» **Bearbeitungshinweise**
In welcher Stadt lebt Samy Ben Redjeb laut dem Artikel über zeitgenössische afrikanische Musik?

# taz.de -- Zeitgenössische afrikanische Musik: Die Rückkehr der Rhythmen
       
       > Ob Vodoun oder Benga, Musik aus Afrika bekommt derzeit viel
       > Aufmerksamkeit. Blogger und kleinere Labels verleihen auch bisher
       > unbekannten Combos eine Stimme.
       
 (IMG) Bild: Voodoo: Religion und musikalische Inspiration.
       
       Ein schöner Nebeneffekt des neuerwachten Hipster-Interesses an Musik aus
       Afrika ist die unüberschaubare Aktivität von Bloggern, die sich jeweils
       darin überbieten, vergriffene und obskure Sieben-Zoll-Singles und
       Audiokassetten zu digitalisieren und wieder zugänglich zu machen.
       
       Auch der in Frankfurt am Main lebende Samy Ben Redjeb führt mit "Analog
       Africa" einen weithin geachteten Blog, der sich speziell der Musik aus
       Westafrika widmet. Redjeb nutzt diese Plattform auch, um die Aktivitäten
       seines gleichnamigen Labels "Analog Africa" zu bewerben. Darauf
       veröffentlicht er offiziell von den afrikanischen Musikern lizenzierte
       Songs, immer versehen mit ausführlichem Booklet.

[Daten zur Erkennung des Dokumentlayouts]
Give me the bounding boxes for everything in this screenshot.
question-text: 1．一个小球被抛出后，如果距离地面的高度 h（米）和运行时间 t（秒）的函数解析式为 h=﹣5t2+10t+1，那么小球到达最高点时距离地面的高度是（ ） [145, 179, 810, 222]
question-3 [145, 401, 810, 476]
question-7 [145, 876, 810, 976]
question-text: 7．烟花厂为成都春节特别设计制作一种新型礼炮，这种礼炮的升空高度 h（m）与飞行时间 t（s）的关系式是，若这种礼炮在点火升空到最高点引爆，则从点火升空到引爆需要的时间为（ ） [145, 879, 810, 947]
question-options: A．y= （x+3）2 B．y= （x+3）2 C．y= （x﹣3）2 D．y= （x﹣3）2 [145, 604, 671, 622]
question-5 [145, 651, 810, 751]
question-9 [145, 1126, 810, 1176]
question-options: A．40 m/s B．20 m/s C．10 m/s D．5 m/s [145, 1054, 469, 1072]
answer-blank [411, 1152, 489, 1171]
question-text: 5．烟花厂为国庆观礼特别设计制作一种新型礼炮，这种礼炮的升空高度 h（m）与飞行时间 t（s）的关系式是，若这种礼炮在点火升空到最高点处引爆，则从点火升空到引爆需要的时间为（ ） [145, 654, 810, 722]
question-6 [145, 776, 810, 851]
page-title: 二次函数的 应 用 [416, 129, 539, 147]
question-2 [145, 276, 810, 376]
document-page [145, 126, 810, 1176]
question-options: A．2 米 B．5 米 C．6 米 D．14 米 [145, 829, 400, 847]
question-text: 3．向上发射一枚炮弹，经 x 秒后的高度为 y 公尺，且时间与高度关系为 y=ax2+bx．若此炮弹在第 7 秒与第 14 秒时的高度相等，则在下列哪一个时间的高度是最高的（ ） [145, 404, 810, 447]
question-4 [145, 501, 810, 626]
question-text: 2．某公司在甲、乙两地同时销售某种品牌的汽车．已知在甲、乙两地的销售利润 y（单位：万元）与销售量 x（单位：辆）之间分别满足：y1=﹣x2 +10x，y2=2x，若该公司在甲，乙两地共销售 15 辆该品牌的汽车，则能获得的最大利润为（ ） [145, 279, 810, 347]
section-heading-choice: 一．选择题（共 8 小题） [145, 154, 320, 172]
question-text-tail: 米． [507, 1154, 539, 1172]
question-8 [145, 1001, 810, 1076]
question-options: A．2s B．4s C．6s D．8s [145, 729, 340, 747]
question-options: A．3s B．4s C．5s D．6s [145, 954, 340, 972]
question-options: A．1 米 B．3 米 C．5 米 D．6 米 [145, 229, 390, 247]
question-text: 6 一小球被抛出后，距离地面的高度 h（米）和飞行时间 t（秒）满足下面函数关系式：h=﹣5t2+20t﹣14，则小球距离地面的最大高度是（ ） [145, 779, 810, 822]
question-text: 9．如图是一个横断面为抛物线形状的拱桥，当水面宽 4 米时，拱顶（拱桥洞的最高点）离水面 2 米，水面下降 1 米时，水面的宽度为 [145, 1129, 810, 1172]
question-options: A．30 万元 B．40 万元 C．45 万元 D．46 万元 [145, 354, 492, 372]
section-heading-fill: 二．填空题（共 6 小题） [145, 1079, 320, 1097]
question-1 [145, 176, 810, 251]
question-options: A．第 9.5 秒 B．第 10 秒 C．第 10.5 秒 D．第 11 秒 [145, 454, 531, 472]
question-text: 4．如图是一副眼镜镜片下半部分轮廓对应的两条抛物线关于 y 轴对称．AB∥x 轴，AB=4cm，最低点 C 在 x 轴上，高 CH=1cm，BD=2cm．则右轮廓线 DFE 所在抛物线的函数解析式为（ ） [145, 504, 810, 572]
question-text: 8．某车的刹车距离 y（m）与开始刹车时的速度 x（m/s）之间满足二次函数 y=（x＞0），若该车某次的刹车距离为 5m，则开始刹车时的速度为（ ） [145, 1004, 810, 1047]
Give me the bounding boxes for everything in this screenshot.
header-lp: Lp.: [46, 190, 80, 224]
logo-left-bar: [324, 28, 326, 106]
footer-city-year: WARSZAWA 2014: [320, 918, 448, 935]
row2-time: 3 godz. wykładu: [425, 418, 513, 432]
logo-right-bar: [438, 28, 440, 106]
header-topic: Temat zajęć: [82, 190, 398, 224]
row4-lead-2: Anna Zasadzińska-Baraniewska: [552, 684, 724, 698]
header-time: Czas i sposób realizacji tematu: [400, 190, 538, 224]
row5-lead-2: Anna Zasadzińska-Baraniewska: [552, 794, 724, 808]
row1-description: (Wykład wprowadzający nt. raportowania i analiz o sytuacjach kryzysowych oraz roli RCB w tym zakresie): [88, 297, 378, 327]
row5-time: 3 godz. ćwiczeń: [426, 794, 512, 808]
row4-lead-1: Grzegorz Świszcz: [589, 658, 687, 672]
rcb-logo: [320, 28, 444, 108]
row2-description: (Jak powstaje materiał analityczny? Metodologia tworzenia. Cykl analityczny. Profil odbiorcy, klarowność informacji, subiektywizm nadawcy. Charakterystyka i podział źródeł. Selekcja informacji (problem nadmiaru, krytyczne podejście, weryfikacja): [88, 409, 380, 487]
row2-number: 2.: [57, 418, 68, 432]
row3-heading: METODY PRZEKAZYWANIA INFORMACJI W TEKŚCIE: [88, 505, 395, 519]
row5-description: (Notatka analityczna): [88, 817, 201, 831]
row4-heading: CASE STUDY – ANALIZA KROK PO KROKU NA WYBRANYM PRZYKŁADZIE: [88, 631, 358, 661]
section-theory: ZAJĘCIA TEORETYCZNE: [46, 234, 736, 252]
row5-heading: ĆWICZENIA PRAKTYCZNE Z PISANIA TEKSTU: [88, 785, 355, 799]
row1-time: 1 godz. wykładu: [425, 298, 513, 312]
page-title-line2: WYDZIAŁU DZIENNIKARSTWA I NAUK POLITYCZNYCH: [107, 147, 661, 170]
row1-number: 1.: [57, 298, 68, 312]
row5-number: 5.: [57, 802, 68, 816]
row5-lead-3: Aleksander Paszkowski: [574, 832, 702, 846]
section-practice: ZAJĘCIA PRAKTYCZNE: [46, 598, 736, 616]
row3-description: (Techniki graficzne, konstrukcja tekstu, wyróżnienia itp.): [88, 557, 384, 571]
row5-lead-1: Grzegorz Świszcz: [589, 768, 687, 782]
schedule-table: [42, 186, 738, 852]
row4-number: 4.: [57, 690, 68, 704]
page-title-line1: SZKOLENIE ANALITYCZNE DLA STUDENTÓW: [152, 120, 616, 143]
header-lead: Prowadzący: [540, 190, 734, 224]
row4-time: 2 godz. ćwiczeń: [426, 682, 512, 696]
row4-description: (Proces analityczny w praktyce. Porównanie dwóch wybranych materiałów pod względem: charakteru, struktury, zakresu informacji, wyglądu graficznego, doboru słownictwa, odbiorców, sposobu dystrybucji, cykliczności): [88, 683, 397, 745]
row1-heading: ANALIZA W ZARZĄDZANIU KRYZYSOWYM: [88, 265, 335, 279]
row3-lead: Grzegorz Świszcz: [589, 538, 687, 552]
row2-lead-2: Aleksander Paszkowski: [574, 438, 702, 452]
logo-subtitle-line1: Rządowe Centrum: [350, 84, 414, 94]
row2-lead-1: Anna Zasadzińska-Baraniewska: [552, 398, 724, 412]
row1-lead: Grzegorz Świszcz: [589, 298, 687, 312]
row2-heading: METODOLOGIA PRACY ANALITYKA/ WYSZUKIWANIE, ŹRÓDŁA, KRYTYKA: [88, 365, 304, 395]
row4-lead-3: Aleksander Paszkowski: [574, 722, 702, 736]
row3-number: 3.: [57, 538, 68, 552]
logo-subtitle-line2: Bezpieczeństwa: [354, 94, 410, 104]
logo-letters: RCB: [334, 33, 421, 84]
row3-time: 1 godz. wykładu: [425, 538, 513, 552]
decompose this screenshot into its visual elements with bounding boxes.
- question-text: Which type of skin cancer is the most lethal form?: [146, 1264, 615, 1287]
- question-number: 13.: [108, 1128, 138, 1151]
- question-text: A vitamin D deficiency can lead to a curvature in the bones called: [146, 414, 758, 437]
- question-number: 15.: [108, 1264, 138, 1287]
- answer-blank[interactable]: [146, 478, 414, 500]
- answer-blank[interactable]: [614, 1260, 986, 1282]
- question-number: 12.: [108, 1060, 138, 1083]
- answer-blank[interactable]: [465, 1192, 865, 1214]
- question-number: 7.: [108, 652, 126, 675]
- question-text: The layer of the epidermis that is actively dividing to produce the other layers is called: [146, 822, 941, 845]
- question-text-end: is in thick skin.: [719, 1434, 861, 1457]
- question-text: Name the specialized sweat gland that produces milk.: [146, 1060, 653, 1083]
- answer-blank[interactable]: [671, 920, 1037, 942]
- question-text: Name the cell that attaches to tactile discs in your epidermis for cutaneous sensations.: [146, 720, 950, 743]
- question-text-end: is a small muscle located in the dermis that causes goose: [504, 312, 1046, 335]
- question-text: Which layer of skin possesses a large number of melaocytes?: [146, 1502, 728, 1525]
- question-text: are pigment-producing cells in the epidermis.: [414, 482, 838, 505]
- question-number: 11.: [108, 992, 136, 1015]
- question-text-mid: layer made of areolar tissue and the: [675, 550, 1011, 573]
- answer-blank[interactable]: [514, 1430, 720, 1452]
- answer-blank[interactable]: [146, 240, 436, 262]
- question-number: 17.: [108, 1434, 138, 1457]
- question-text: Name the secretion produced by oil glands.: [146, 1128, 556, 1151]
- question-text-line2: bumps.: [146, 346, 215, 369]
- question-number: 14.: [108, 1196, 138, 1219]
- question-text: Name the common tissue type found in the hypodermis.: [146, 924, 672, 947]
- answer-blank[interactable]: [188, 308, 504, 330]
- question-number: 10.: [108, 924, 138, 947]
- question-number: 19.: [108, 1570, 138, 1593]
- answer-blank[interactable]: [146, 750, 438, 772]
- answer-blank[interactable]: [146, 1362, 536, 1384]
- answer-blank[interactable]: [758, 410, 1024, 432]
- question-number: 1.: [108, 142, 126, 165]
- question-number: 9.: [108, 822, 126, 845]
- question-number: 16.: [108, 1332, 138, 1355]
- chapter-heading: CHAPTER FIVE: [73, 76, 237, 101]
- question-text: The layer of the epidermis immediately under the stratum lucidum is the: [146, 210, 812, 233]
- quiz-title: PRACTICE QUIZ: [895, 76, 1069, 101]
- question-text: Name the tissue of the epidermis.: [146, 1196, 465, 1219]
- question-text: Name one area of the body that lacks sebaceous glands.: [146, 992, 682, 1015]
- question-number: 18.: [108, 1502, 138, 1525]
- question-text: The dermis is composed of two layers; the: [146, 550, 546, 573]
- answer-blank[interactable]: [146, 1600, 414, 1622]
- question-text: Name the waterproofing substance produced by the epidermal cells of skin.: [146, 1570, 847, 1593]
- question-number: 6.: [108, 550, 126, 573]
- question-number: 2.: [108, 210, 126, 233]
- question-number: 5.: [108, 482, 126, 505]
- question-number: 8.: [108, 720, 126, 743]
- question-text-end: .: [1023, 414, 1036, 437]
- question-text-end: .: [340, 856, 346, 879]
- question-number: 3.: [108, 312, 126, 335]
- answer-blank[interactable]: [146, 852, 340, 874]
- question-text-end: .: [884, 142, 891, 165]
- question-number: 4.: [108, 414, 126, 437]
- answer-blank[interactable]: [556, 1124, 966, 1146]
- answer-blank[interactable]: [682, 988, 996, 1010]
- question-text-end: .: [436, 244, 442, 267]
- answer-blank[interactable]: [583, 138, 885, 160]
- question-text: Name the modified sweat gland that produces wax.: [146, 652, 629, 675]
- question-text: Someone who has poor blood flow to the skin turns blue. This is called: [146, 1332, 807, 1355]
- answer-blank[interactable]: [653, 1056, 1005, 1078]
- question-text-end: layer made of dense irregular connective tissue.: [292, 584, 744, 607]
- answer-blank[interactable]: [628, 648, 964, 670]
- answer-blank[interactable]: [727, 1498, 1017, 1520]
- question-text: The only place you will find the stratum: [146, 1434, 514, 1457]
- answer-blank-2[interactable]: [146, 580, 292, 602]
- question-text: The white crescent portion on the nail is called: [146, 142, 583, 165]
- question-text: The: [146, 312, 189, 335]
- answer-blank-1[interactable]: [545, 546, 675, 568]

» **Antwort**
In Frankfurt am Main.